#### Material provided ####

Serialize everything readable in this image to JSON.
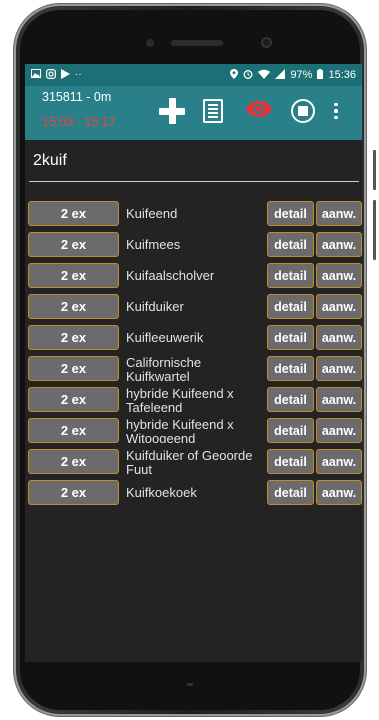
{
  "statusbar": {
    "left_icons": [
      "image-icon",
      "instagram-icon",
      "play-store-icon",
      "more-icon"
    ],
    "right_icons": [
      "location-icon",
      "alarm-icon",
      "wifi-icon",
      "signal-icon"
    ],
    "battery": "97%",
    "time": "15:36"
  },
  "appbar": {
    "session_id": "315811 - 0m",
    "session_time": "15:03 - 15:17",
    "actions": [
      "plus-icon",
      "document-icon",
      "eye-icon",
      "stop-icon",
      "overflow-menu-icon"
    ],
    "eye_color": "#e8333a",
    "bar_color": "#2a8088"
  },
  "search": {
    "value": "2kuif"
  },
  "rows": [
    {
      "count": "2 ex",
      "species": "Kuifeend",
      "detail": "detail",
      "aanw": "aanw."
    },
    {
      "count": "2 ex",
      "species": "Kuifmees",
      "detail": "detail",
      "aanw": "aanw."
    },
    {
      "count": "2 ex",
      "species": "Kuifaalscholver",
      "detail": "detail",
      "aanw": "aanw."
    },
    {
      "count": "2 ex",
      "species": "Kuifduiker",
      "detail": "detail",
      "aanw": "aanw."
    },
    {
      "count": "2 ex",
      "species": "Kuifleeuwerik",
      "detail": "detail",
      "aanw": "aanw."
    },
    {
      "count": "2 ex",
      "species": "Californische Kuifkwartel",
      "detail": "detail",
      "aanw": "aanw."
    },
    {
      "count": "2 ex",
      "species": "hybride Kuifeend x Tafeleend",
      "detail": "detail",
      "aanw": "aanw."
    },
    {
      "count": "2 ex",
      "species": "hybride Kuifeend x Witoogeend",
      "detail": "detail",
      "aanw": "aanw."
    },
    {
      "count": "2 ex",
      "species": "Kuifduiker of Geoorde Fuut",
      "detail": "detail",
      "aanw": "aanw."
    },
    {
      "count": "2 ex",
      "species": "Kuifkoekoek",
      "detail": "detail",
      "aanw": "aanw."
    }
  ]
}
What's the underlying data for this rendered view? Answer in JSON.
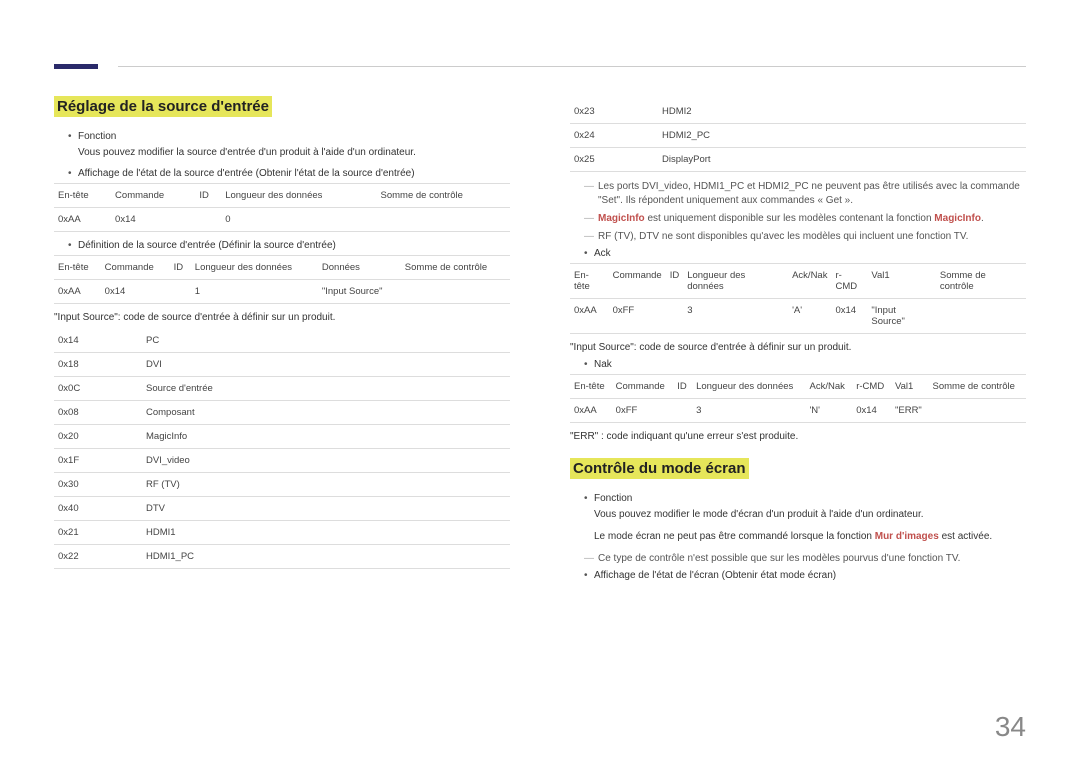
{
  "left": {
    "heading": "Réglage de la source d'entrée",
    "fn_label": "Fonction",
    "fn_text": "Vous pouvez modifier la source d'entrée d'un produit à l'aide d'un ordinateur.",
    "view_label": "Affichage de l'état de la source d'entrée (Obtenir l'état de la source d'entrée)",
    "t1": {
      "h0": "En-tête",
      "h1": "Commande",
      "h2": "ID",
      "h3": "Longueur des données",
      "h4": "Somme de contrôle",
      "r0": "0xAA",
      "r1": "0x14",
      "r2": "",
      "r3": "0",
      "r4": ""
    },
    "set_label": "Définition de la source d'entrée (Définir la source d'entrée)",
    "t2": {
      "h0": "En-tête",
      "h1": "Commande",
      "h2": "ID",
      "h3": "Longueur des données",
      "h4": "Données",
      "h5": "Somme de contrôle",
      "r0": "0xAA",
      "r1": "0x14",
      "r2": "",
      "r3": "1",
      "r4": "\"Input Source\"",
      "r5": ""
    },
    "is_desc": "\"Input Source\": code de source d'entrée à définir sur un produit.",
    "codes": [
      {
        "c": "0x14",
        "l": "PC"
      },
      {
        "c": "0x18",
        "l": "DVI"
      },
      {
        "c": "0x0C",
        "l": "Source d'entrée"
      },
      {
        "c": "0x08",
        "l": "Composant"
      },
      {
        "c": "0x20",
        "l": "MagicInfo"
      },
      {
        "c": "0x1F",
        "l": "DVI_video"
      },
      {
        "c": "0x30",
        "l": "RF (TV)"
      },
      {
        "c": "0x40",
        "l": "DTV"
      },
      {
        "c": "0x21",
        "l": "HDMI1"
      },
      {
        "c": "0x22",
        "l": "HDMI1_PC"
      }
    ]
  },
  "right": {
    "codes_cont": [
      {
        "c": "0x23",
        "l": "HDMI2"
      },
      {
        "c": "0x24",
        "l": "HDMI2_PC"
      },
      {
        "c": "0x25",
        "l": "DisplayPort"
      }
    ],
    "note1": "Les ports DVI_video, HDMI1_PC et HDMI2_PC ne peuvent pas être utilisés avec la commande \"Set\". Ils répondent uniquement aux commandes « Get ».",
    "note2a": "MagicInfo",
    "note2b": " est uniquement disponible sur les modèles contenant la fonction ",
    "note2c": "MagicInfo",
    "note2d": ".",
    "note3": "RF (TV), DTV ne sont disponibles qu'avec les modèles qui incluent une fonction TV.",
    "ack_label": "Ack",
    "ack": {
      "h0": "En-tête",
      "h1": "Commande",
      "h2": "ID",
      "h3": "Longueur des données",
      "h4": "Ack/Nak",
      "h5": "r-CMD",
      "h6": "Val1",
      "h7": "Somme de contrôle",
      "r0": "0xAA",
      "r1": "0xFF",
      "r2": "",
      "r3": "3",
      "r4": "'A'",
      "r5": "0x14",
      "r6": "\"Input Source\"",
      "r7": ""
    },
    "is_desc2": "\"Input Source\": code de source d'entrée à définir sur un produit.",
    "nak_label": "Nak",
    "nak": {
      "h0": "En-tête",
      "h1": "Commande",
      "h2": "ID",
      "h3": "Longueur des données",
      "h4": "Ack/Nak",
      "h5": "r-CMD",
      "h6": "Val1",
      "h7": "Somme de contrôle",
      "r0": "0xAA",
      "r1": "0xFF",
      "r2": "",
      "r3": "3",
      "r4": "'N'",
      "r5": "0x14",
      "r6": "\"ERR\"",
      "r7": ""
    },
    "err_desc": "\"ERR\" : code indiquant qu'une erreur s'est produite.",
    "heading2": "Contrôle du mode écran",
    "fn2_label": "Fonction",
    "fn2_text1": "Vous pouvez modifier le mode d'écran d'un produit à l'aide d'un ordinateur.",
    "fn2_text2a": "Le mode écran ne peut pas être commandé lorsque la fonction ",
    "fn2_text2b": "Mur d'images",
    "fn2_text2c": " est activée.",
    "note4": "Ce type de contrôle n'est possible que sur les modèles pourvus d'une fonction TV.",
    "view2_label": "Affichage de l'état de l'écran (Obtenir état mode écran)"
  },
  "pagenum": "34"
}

####

■ Written task: State the count of lines that contain the string "this". Nothing else is needed.

■ Expected answer: 2